▶ DESCRIPTION OF THE TASK: Check each line of the records below and collect those holding "فقال".

[Rows from a dataset]

________________

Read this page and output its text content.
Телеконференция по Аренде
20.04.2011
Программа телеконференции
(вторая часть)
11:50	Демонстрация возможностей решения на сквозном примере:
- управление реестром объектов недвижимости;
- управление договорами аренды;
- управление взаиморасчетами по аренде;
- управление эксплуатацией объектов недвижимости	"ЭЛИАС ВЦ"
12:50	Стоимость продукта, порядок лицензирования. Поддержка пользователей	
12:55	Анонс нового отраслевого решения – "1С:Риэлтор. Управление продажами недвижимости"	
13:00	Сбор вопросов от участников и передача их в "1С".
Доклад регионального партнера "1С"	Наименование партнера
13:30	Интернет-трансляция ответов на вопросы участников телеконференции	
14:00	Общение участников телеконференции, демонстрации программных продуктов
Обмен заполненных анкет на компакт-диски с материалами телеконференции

________________

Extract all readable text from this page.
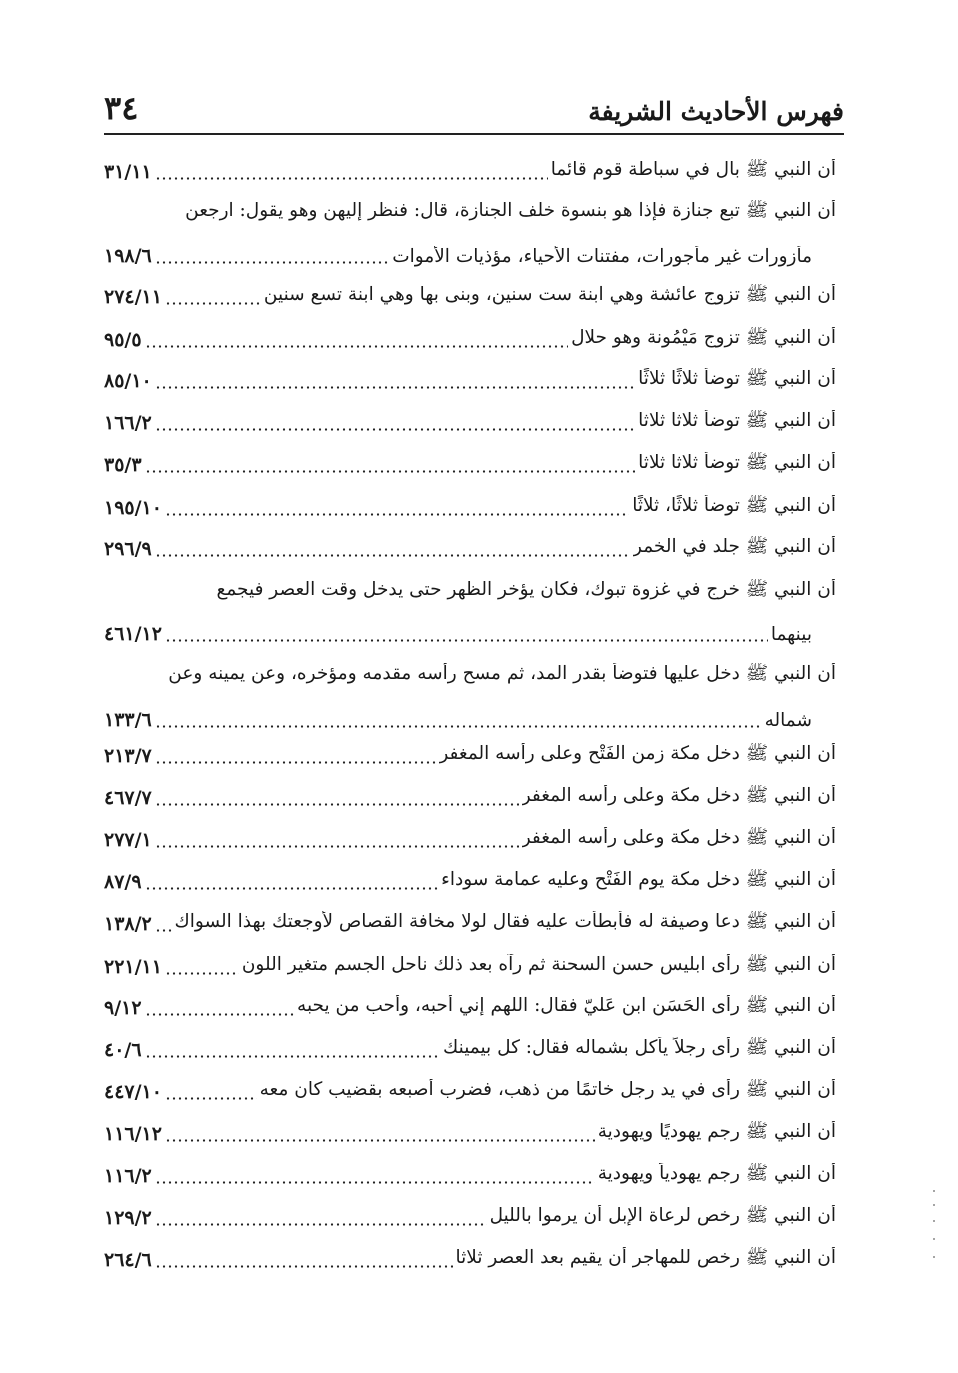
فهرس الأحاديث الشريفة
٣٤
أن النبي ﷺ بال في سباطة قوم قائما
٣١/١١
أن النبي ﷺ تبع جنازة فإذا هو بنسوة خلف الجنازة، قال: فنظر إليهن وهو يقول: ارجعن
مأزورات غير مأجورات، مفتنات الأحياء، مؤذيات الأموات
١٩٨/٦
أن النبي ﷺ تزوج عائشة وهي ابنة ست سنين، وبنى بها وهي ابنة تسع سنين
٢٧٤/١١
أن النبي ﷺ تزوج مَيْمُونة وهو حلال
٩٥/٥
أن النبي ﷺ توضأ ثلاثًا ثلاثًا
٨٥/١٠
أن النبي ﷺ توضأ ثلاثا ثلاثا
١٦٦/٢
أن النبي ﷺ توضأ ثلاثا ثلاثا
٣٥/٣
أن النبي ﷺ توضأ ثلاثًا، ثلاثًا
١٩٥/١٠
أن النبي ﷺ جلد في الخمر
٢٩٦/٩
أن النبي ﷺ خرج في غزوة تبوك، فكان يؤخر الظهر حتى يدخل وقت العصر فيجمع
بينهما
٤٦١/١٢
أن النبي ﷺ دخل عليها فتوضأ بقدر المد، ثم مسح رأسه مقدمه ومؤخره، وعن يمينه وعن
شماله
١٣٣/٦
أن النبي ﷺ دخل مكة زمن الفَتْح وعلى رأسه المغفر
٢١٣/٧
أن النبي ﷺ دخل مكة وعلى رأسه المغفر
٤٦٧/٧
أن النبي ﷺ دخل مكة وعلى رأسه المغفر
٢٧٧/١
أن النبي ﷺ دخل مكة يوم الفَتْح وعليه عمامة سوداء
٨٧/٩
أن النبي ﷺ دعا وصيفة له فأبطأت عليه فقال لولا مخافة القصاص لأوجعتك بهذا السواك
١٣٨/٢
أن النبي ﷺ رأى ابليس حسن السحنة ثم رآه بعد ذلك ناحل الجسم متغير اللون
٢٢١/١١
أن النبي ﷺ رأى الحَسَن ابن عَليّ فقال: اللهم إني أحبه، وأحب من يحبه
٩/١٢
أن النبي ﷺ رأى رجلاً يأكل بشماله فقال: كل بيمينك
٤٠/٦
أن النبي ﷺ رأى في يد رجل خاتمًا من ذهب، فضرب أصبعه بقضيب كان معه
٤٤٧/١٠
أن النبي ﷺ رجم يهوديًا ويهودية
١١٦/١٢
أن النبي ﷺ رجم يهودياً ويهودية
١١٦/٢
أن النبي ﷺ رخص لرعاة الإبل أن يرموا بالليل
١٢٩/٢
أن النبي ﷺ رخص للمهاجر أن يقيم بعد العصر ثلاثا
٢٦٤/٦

________________

▶ ANSWER:
أن النبي ﷺ دعا وصيفة له فأبطأت عليه فقال لولا مخافة القصاص لأوجعتك بهذا السواك
أن النبي ﷺ رأى الحَسَن ابن عَليّ فقال: اللهم إني أحبه، وأحب من يحبه
أن النبي ﷺ رأى رجلاً يأكل بشماله فقال: كل بيمينك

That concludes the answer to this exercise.